Chairman Nochi Dankner has promised to do everything in his power to save IDB Holding Corp. after the conglomerate attached a “going concern” warning from auditors to its second quarter financial report.

A warning of this type indicates that there are doubts as to a company’s continued solvency.

IDB recorded a net loss of NIS 1.27 billion in the second quarter, compared with a loss of NIS 883 million in the corresponding period last year, the company reported Friday.

Accountants BDO Ziv Haft and KPMG Somekh Chaikin expressed doubt over the company’s ability to repay all its debts, indicating that it may be facing bankruptcy.

S&P Maalot immediately downgraded its rating for IDB bonds to CCC from BBB-, citing a continuing decline in the level of liquidity and a rising fear of insolvency within a year.

Shares in the company plunged as much as 10 percent in early-morning trading but recovered to finish at NIS 14.01, a decrease of 2.1%.

In light of the report, Dankner decided to give up half his monthly salary for one year from September 2012. Senior IDB development staff will see their salaries decrease by 10- 15% in the same period.

“We are going through difficult times. This is not easy for any of us, but I believe and am confident we will emerge from this crisis stronger and looking forward,” Dankner wrote in a letter to staff on Friday. “IDB Holding has sufficient cash reserves to meet its debt payments for close to a year. The challenge we face is to substantially increase liquidity.”

Promising to do “whatever is necessary” to protect the money of investors and the rights of bondholders and shareholders, Dankner said IDB would act to inject capital, sell assets and continue to streamline and cut expenditure. He went on to list several measures his company had taken in the past year to fill its cash reserves, including the sale of Makhteshim Agan to ChemChina.

After expressing confidence that new investment partners would be found soon, Dankner concluded with a personal message to everyone currently involved with IDB.

“All of us – employees, managers, various stakeholders, bondholders, and shareholders – have a shared purpose: to create a work environment of goodwill in which the company will continue to operate strongly to get through the present crisis. In the past, we have known how to deal with crises through determination, devotion, and sacrifice. We will do the same this time.”

- - -

* ACTION ITEM A
In the IDB Holding article, to what rating did S&P Maalot downgrade IDB bonds?
* ACTION ITEM B
Write the next paragraph of the IDB Holding article, following on from its last sentence.

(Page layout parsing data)
- - -

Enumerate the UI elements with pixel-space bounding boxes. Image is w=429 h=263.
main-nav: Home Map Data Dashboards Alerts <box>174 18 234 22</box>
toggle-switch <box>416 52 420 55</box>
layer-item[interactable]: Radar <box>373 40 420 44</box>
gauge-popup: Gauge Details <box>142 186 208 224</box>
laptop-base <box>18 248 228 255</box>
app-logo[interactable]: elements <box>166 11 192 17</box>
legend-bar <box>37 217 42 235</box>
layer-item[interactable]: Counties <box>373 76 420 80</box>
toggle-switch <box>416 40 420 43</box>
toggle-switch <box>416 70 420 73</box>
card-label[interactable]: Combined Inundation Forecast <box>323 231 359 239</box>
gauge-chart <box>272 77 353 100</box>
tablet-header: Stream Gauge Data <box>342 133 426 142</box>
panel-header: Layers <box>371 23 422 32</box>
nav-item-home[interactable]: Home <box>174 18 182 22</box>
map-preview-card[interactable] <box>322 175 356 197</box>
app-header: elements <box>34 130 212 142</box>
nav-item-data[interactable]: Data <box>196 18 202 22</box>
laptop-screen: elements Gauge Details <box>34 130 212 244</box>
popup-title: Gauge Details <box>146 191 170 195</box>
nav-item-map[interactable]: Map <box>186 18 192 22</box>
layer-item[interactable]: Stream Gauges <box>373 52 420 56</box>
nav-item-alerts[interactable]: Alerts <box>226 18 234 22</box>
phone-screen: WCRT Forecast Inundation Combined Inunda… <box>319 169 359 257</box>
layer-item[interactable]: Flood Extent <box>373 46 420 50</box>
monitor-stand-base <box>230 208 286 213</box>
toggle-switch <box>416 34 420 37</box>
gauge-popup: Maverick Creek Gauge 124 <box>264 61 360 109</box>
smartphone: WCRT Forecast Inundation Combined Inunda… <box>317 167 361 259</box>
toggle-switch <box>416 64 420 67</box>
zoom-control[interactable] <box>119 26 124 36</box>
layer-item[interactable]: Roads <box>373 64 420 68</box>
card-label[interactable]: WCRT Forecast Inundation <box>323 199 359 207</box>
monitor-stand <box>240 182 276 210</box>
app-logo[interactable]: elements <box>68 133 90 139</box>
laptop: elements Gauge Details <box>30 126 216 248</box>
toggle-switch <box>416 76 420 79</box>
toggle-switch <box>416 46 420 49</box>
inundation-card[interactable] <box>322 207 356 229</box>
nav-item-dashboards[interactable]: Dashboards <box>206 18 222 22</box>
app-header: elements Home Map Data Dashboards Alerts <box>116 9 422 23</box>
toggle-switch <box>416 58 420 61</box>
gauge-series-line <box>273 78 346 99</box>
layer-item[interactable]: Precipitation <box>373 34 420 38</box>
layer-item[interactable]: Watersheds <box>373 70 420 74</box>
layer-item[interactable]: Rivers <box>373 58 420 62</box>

- - -

* EXERCISE RESPONSE A
CCC, down from BBB-.

* EXERCISE RESPONSE B
IDB Holding Corp. appointed Avital Bar-Dayan as vice president of investor relations on Sunday. Bar- Dayan, who leaves her position as VP of the Midroog rating agency, said she intended to play a role in measures taken by the company, “with an emphasis on strengthening relations within the capital and debt markets.”

Finance Minister Yuval Steinitz downplayed concerns over IDB and a subsidiary, Clal Insurance, during the weekly cabinet meeting, explaining that the Treasury’s Capital Markets Division had been following developments for the past few months.

“The possibility of damage to pensions is less than one in a thousand, and therefore we do not see – even in the worst case scenario – fundamental damage being done to the pension savings of Israeli citizens,” Steinitz said.

According to the Capital Markets Division, Clal Insurance is “a leading, profitable and stable company with strong management” that easily meets the Treasury’s requirement of maintaining high capital reserves.

Labor Party chairwoman Shelly Yacimovich slammed Steinitz over his comments, accusing him of a complete lack of understanding of the capital market and of characteristic disregard for the “miniscule income of working people.”

However, she commended Dankner for differentiating himself from other powerful businessmen, pointing out that he is attempting to sell assets and attract investors rather than requesting a haircut from bondholders.